**OBJECTIVE:**
Reproduce the listing exactly, with no pictures in your copy.

====== EXERCISE INPUT ======

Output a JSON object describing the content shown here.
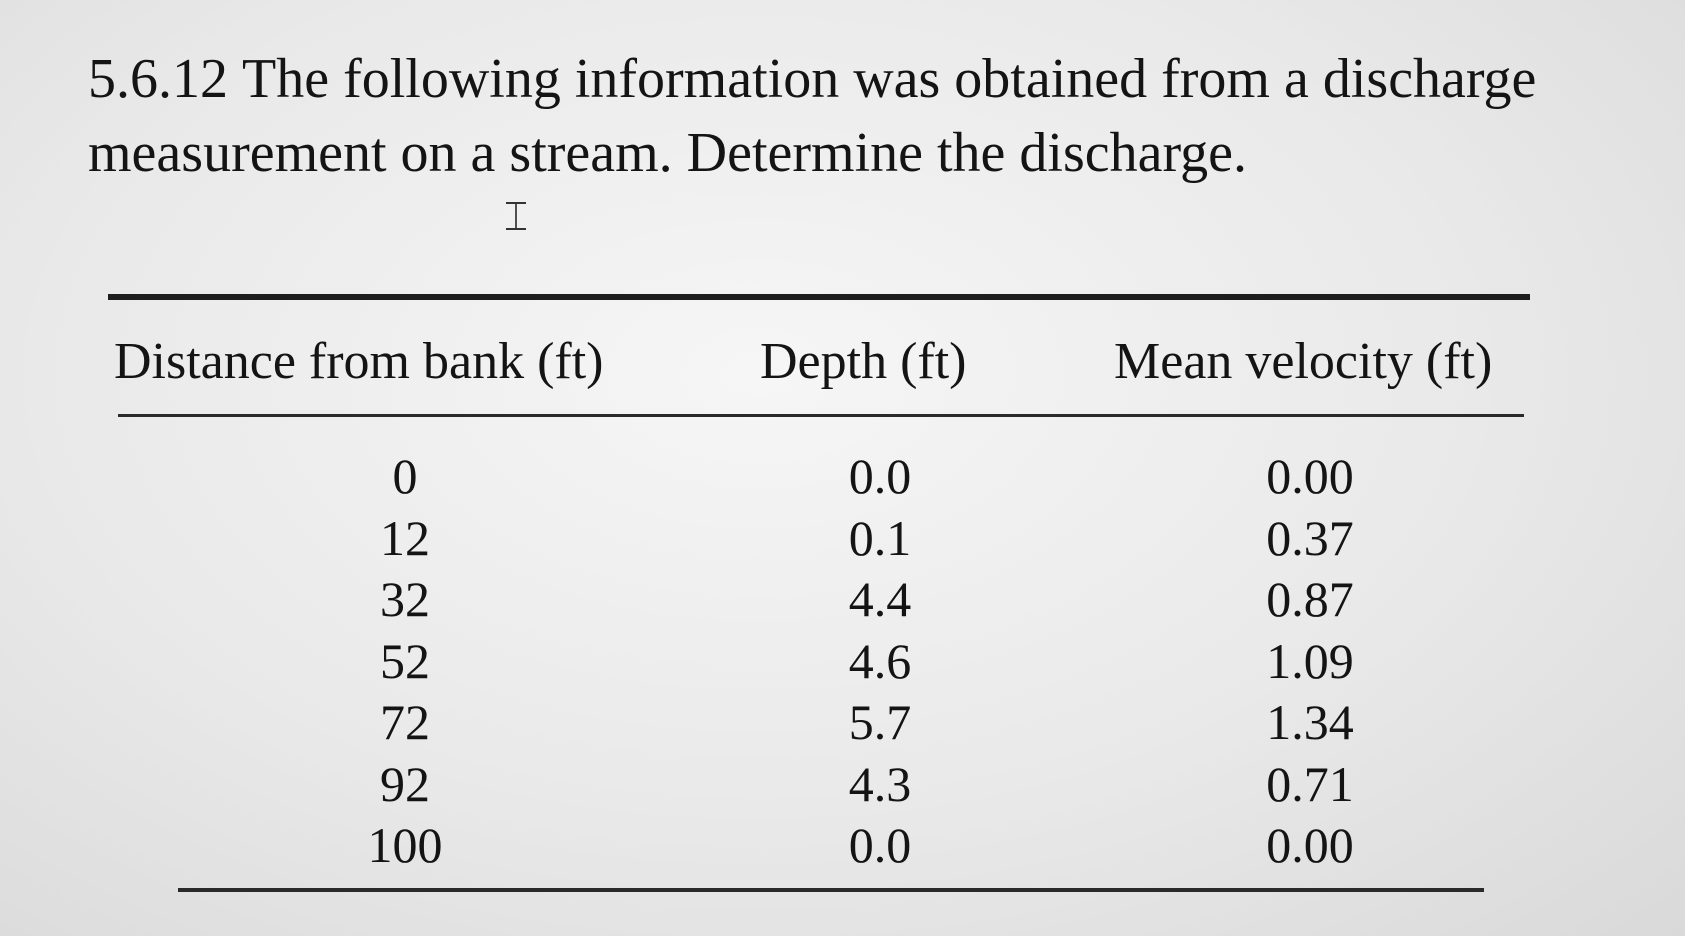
{
  "problem": {
    "number": "5.6.12",
    "text": "The following information was obtained from a discharge measurement on a stream. Determine the discharge."
  },
  "table": {
    "headers": [
      "Distance from bank (ft)",
      "Depth (ft)",
      "Mean velocity (ft)"
    ],
    "columns": {
      "distance": [
        "0",
        "12",
        "32",
        "52",
        "72",
        "92",
        "100"
      ],
      "depth": [
        "0.0",
        "0.1",
        "4.4",
        "4.6",
        "5.7",
        "4.3",
        "0.0"
      ],
      "velocity": [
        "0.00",
        "0.37",
        "0.87",
        "1.09",
        "1.34",
        "0.71",
        "0.00"
      ]
    }
  }
}
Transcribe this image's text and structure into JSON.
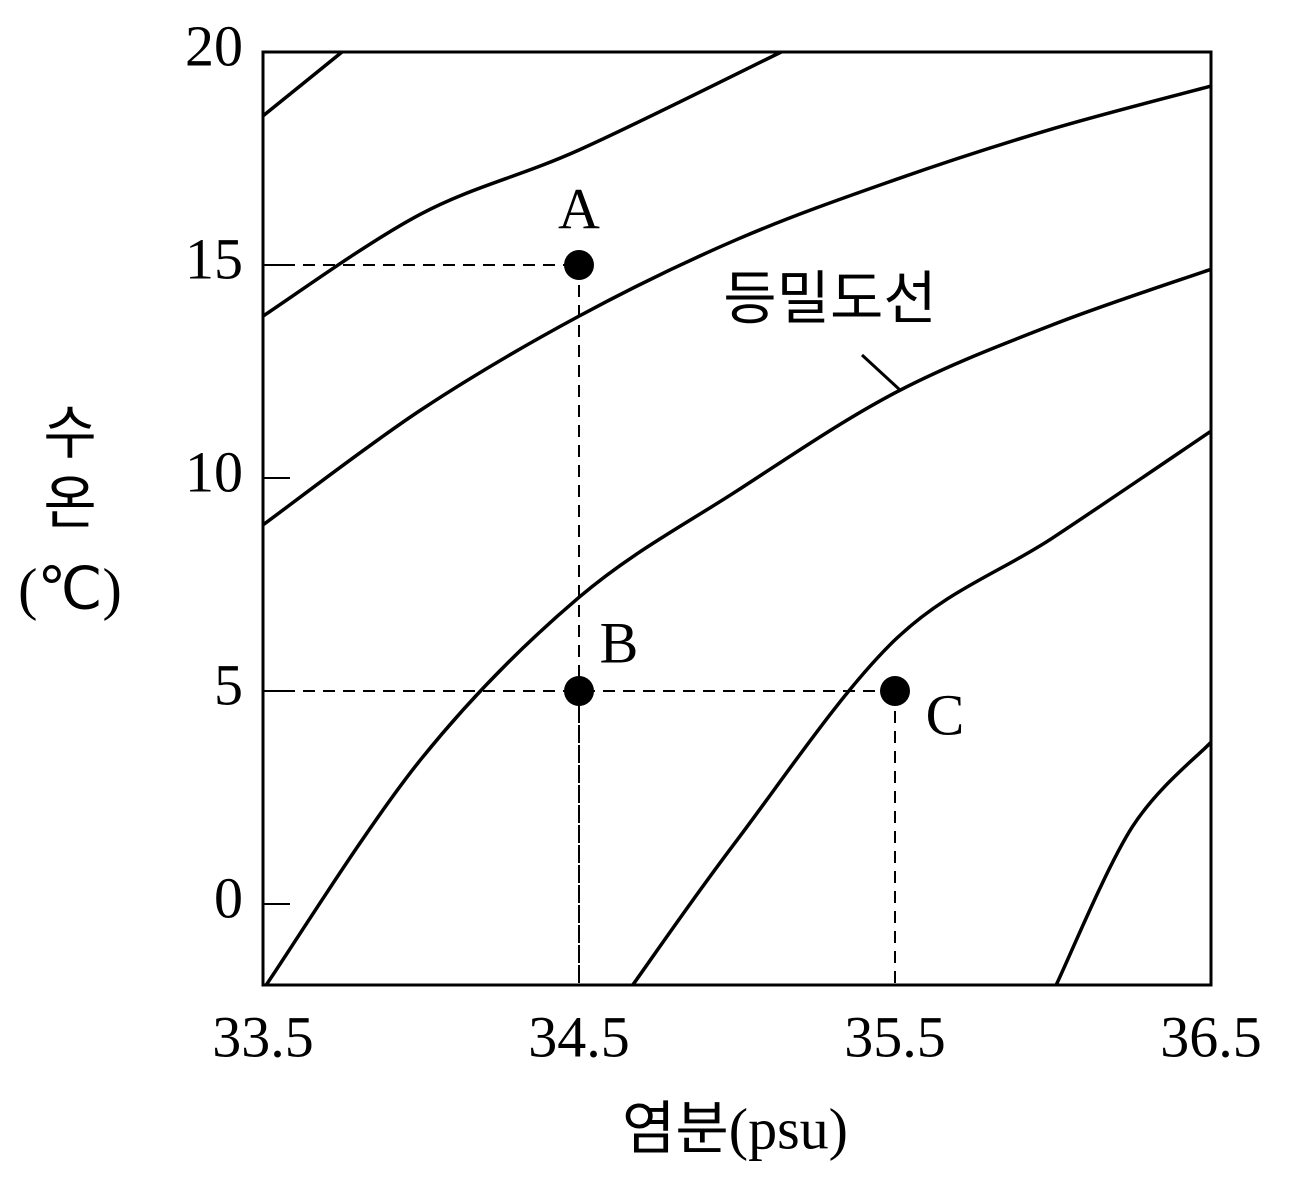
{
  "chart_data": {
    "type": "scatter",
    "xlabel": "염분(psu)",
    "ylabel": "수온",
    "yunit": "(℃)",
    "xlim": [
      33.5,
      36.5
    ],
    "ylim": [
      -1.9,
      20
    ],
    "xticks": [
      33.5,
      34.5,
      35.5,
      36.5
    ],
    "yticks": [
      0,
      5,
      10,
      15,
      20
    ],
    "color": "#000000",
    "curves": [
      {
        "x": [
          33.5,
          33.75
        ],
        "values": [
          18.5,
          20
        ]
      },
      {
        "x": [
          33.5,
          34.0,
          34.5,
          35.14
        ],
        "values": [
          13.8,
          16.2,
          17.7,
          20
        ]
      },
      {
        "x": [
          33.5,
          34.0,
          34.5,
          35.0,
          35.5,
          36.0,
          36.5
        ],
        "values": [
          8.9,
          11.6,
          13.8,
          15.6,
          17.0,
          18.2,
          19.2
        ]
      },
      {
        "x": [
          33.51,
          34.0,
          34.5,
          35.0,
          35.5,
          36.0,
          36.5
        ],
        "values": [
          -1.9,
          3.4,
          7.2,
          9.7,
          12.0,
          13.6,
          14.9
        ]
      },
      {
        "x": [
          34.67,
          35.0,
          35.5,
          36.0,
          36.5
        ],
        "values": [
          -1.9,
          1.5,
          6.2,
          8.6,
          11.1
        ]
      },
      {
        "x": [
          36.01,
          36.25,
          36.5
        ],
        "values": [
          -1.9,
          1.8,
          3.8
        ]
      }
    ],
    "annotation": "등밀도선",
    "points": [
      {
        "label": "A",
        "x": 34.5,
        "y": 15
      },
      {
        "label": "B",
        "x": 34.5,
        "y": 5
      },
      {
        "label": "C",
        "x": 35.5,
        "y": 5
      }
    ]
  }
}
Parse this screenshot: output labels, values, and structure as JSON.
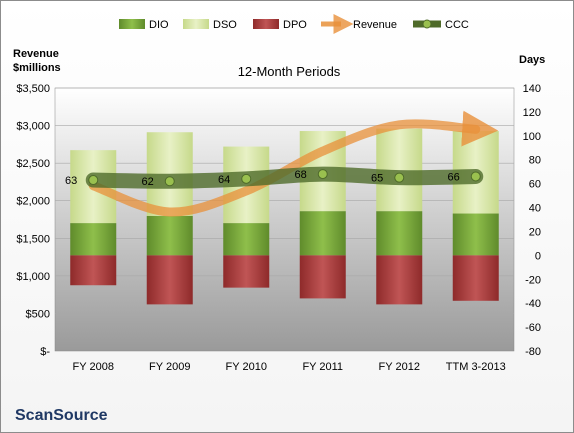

======

**ANSWER FOR THE TASK:**
Output a JSON object describing the content shown here.
{
  "problem": {
    "number": "5.6.12",
    "text": "The following information was obtained from a discharge measurement on a stream. Determine the discharge."
  },
  "table": {
    "headers": [
      "Distance from bank (ft)",
      "Depth (ft)",
      "Mean velocity (ft)"
    ],
    "columns": {
      "distance": [
        "0",
        "12",
        "32",
        "52",
        "72",
        "92",
        "100"
      ],
      "depth": [
        "0.0",
        "0.1",
        "4.4",
        "4.6",
        "5.7",
        "4.3",
        "0.0"
      ],
      "velocity": [
        "0.00",
        "0.37",
        "0.87",
        "1.09",
        "1.34",
        "0.71",
        "0.00"
      ]
    }
  }
}
Transcribe this image's text and structure into JSON.
{
  "chart_data": {
    "type": "scatter",
    "xlabel": "염분(psu)",
    "ylabel": "수온",
    "yunit": "(℃)",
    "xlim": [
      33.5,
      36.5
    ],
    "ylim": [
      -1.9,
      20
    ],
    "xticks": [
      33.5,
      34.5,
      35.5,
      36.5
    ],
    "yticks": [
      0,
      5,
      10,
      15,
      20
    ],
    "color": "#000000",
    "curves": [
      {
        "x": [
          33.5,
          33.75
        ],
        "values": [
          18.5,
          20
        ]
      },
      {
        "x": [
          33.5,
          34.0,
          34.5,
          35.14
        ],
        "values": [
          13.8,
          16.2,
          17.7,
          20
        ]
      },
      {
        "x": [
          33.5,
          34.0,
          34.5,
          35.0,
          35.5,
          36.0,
          36.5
        ],
        "values": [
          8.9,
          11.6,
          13.8,
          15.6,
          17.0,
          18.2,
          19.2
        ]
      },
      {
        "x": [
          33.51,
          34.0,
          34.5,
          35.0,
          35.5,
          36.0,
          36.5
        ],
        "values": [
          -1.9,
          3.4,
          7.2,
          9.7,
          12.0,
          13.6,
          14.9
        ]
      },
      {
        "x": [
          34.67,
          35.0,
          35.5,
          36.0,
          36.5
        ],
        "values": [
          -1.9,
          1.5,
          6.2,
          8.6,
          11.1
        ]
      },
      {
        "x": [
          36.01,
          36.25,
          36.5
        ],
        "values": [
          -1.9,
          1.8,
          3.8
        ]
      }
    ],
    "annotation": "등밀도선",
    "points": [
      {
        "label": "A",
        "x": 34.5,
        "y": 15
      },
      {
        "label": "B",
        "x": 34.5,
        "y": 5
      },
      {
        "label": "C",
        "x": 35.5,
        "y": 5
      }
    ]
  }
}
Parse this screenshot: output labels, values, and structure as JSON.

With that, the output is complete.